* [EXERCISE INSTRUCTIONS] Reproduce all the lines below exactly and omit the images.

## begin THE DATA

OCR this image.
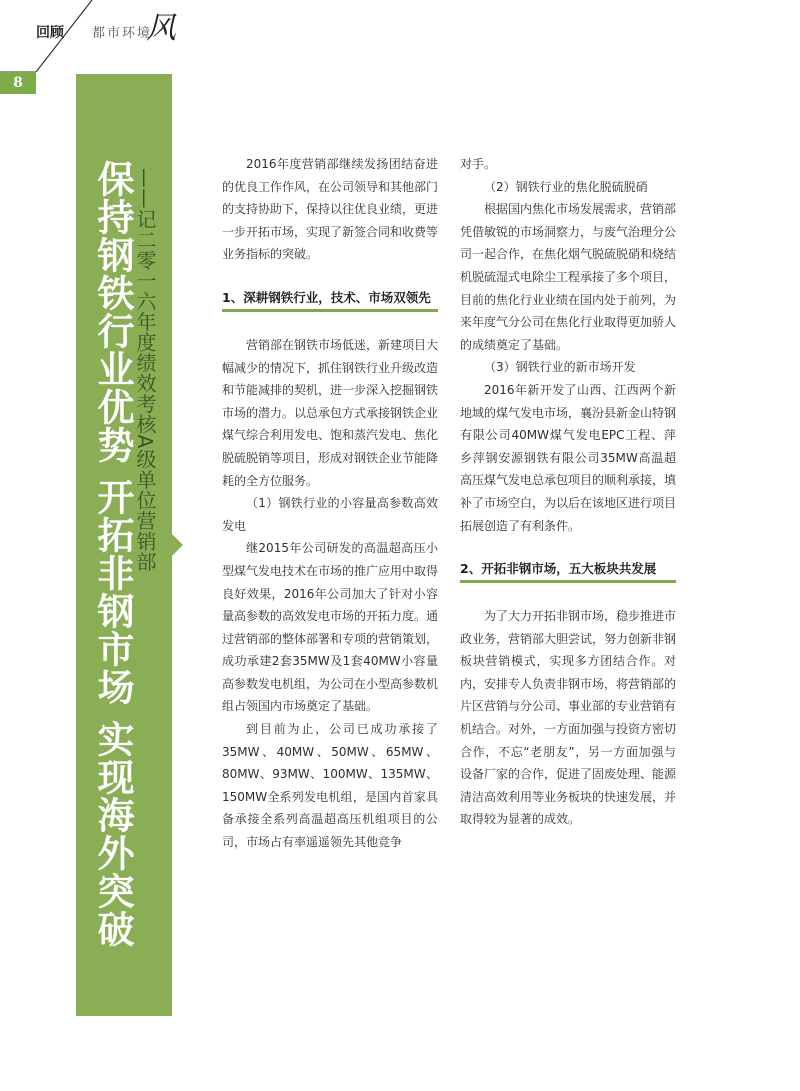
回顾 都市环境
风
8
保持钢铁行业优势 开拓非钢市场 实现海外突破 ——记二零一六年度绩效考核A级单位营销部

2016年度营销部继续发扬团结奋进的优良工作作风，在公司领导和其他部门的支持协助下，保持以往优良业绩，更进一步开拓市场，实现了新签合同和收费等业务指标的突破。

1、深耕钢铁行业，技术、市场双领先

营销部在钢铁市场低迷，新建项目大幅减少的情况下，抓住钢铁行业升级改造和节能减排的契机，进一步深入挖掘钢铁市场的潜力。以总承包方式承接钢铁企业煤气综合利用发电、饱和蒸汽发电、焦化脱硫脱销等项目，形成对钢铁企业节能降耗的全方位服务。

（1）钢铁行业的小容量高参数高效发电

继2015年公司研发的高温超高压小型煤气发电技术在市场的推广应用中取得良好效果，2016年公司加大了针对小容量高参数的高效发电市场的开拓力度。通过营销部的整体部署和专项的营销策划，成功承建2套35MW及1套40MW小容量高参数发电机组，为公司在小型高参数机组占领国内市场奠定了基础。

到目前为止，公司已成功承接了35MW、40MW、50MW、65MW、80MW、93MW、100MW、135MW、150MW全系列发电机组，是国内首家具备承接全系列高温超高压机组项目的公司，市场占有率遥遥领先其他竞争

对手。

（2）钢铁行业的焦化脱硫脱硝

根据国内焦化市场发展需求，营销部凭借敏锐的市场洞察力，与废气治理分公司一起合作，在焦化烟气脱硫脱硝和烧结机脱硫湿式电除尘工程承接了多个项目，目前的焦化行业业绩在国内处于前列，为来年度气分公司在焦化行业取得更加骄人的成绩奠定了基础。

（3）钢铁行业的新市场开发

2016年新开发了山西、江西两个新地域的煤气发电市场，襄汾县新金山特钢有限公司40MW煤气发电EPC工程、萍乡萍钢安源钢铁有限公司35MW高温超高压煤气发电总承包项目的顺利承接，填补了市场空白，为以后在该地区进行项目拓展创造了有利条件。

2、开拓非钢市场，五大板块共发展

为了大力开拓非钢市场，稳步推进市政业务，营销部大胆尝试，努力创新非钢板块营销模式，实现多方团结合作。对内，安排专人负责非钢市场，将营销部的片区营销与分公司、事业部的专业营销有机结合。对外，一方面加强与投资方密切合作，不忘“老朋友”，另一方面加强与设备厂家的合作，促进了固废处理、能源清洁高效利用等业务板块的快速发展，并取得较为显著的成效。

## end THE DATA

* [EXPECTED ANSWER]
OCR this image.
回顾 都市环境
风
8
保持钢铁行业优势 开拓非钢市场 实现海外突破 ——记二零一六年度绩效考核A级单位营销部

2016年度营销部继续发扬团结奋进的优良工作作风，在公司领导和其他部门的支持协助下，保持以往优良业绩，更进一步开拓市场，实现了新签合同和收费等业务指标的突破。

1、深耕钢铁行业，技术、市场双领先

营销部在钢铁市场低迷，新建项目大幅减少的情况下，抓住钢铁行业升级改造和节能减排的契机，进一步深入挖掘钢铁市场的潜力。以总承包方式承接钢铁企业煤气综合利用发电、饱和蒸汽发电、焦化脱硫脱销等项目，形成对钢铁企业节能降耗的全方位服务。

（1）钢铁行业的小容量高参数高效发电

继2015年公司研发的高温超高压小型煤气发电技术在市场的推广应用中取得良好效果，2016年公司加大了针对小容量高参数的高效发电市场的开拓力度。通过营销部的整体部署和专项的营销策划，成功承建2套35MW及1套40MW小容量高参数发电机组，为公司在小型高参数机组占领国内市场奠定了基础。

到目前为止，公司已成功承接了35MW、40MW、50MW、65MW、80MW、93MW、100MW、135MW、150MW全系列发电机组，是国内首家具备承接全系列高温超高压机组项目的公司，市场占有率遥遥领先其他竞争

对手。

（2）钢铁行业的焦化脱硫脱硝

根据国内焦化市场发展需求，营销部凭借敏锐的市场洞察力，与废气治理分公司一起合作，在焦化烟气脱硫脱硝和烧结机脱硫湿式电除尘工程承接了多个项目，目前的焦化行业业绩在国内处于前列，为来年度气分公司在焦化行业取得更加骄人的成绩奠定了基础。

（3）钢铁行业的新市场开发

2016年新开发了山西、江西两个新地域的煤气发电市场，襄汾县新金山特钢有限公司40MW煤气发电EPC工程、萍乡萍钢安源钢铁有限公司35MW高温超高压煤气发电总承包项目的顺利承接，填补了市场空白，为以后在该地区进行项目拓展创造了有利条件。

2、开拓非钢市场，五大板块共发展

为了大力开拓非钢市场，稳步推进市政业务，营销部大胆尝试，努力创新非钢板块营销模式，实现多方团结合作。对内，安排专人负责非钢市场，将营销部的片区营销与分公司、事业部的专业营销有机结合。对外，一方面加强与投资方密切合作，不忘“老朋友”，另一方面加强与设备厂家的合作，促进了固废处理、能源清洁高效利用等业务板块的快速发展，并取得较为显著的成效。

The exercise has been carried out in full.